Task statement
Pull out every line containing the string "TradingView".

Exercise input

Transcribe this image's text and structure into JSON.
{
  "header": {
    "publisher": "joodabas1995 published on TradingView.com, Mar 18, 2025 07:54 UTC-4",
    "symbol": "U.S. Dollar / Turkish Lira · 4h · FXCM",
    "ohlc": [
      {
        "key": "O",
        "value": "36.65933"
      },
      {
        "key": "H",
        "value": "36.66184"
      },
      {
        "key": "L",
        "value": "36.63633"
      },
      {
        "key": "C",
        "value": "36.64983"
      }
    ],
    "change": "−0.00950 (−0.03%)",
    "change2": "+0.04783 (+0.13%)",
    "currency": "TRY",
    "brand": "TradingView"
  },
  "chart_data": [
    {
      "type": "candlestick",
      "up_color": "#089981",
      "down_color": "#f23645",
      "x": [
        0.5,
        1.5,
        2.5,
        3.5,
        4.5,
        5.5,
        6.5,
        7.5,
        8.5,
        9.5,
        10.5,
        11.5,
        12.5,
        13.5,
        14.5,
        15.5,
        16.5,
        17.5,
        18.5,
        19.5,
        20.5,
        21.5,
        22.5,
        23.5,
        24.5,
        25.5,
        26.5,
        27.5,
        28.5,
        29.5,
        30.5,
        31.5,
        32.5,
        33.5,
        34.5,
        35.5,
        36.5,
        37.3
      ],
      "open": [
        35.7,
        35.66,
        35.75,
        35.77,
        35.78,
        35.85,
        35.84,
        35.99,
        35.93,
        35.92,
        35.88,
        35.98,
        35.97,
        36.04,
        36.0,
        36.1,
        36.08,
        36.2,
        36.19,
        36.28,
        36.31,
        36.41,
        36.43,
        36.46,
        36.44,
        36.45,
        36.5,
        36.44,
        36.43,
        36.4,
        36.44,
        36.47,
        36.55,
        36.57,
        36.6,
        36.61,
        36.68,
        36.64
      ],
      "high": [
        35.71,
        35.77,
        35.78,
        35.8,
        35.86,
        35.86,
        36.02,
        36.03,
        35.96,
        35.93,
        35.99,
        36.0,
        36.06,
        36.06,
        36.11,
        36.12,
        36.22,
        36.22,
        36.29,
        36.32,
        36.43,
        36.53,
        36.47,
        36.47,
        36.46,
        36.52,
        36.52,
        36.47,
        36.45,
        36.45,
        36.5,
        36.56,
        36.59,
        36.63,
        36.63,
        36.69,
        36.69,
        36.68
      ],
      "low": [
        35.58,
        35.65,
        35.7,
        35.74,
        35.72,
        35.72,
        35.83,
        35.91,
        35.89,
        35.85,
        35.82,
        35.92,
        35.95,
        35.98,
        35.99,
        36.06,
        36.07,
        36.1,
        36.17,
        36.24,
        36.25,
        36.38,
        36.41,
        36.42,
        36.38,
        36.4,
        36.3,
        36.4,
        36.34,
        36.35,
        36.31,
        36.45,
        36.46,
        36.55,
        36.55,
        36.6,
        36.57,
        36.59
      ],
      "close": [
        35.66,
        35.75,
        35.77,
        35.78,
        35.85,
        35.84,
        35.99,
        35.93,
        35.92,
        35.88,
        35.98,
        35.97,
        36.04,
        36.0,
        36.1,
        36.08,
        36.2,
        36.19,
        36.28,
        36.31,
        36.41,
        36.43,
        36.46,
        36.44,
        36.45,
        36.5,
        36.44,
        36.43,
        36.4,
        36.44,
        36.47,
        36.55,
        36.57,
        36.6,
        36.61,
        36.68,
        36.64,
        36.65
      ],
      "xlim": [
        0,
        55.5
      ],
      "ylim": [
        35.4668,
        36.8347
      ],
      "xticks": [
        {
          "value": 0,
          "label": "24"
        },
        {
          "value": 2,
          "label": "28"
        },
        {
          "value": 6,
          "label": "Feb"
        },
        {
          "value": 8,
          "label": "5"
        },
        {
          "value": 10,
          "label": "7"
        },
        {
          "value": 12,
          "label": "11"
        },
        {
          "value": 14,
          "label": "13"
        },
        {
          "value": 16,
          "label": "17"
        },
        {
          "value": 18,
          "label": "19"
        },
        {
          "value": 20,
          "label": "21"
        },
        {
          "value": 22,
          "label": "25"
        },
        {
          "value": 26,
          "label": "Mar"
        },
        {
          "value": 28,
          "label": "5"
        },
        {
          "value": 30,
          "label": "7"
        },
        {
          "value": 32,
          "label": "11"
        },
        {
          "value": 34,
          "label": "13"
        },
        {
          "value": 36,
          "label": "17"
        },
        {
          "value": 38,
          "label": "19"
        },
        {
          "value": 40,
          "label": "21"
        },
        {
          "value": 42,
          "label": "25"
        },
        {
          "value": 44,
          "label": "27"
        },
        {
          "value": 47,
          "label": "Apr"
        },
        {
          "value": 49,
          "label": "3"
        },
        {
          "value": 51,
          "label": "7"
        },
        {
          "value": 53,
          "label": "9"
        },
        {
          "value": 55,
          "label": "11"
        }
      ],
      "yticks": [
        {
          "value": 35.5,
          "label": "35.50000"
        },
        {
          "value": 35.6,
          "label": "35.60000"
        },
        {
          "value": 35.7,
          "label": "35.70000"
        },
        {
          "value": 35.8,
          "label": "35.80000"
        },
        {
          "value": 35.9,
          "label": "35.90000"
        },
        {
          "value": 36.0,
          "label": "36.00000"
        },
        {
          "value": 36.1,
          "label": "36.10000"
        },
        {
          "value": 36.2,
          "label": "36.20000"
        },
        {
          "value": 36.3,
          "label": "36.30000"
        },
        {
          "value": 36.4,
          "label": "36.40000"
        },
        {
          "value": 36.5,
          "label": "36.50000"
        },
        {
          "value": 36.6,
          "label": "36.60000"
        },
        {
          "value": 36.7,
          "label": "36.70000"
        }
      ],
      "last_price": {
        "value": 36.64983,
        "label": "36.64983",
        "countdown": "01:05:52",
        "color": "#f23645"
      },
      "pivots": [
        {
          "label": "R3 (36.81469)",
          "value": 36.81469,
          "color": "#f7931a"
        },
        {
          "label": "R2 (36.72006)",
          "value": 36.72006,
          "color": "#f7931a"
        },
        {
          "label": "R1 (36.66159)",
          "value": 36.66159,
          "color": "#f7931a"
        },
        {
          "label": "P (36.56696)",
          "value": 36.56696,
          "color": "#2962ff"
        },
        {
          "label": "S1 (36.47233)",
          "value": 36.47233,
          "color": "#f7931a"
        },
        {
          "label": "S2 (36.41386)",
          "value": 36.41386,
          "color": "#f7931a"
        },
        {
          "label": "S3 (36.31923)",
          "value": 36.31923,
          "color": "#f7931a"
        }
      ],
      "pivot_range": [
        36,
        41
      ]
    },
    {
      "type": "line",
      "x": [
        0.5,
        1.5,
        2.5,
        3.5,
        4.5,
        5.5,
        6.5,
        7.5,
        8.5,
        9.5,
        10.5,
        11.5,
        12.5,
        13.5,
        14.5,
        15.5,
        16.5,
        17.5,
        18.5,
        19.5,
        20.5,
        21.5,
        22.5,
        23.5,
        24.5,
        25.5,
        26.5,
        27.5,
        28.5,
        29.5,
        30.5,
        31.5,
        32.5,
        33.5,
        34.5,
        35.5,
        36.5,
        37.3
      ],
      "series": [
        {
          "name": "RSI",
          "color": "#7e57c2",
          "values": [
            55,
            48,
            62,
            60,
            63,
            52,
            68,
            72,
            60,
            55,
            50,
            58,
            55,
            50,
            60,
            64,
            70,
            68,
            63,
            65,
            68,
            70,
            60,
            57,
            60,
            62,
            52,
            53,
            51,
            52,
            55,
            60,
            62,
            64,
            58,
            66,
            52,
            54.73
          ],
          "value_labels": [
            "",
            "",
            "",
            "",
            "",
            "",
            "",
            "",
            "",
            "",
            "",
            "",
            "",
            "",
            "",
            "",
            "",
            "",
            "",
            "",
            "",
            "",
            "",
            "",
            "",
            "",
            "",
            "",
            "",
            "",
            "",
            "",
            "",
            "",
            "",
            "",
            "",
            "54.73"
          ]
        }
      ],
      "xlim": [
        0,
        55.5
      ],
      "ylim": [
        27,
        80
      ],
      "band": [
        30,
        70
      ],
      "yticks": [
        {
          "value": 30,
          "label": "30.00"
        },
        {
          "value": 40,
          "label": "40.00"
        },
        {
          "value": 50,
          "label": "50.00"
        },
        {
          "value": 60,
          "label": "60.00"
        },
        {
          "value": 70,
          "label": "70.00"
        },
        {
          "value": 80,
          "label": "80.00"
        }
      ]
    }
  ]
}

Full answer
    "publisher": "joodabas1995 published on TradingView.com, Mar 18, 2025 07:54 UTC-4",
    "brand": "TradingView"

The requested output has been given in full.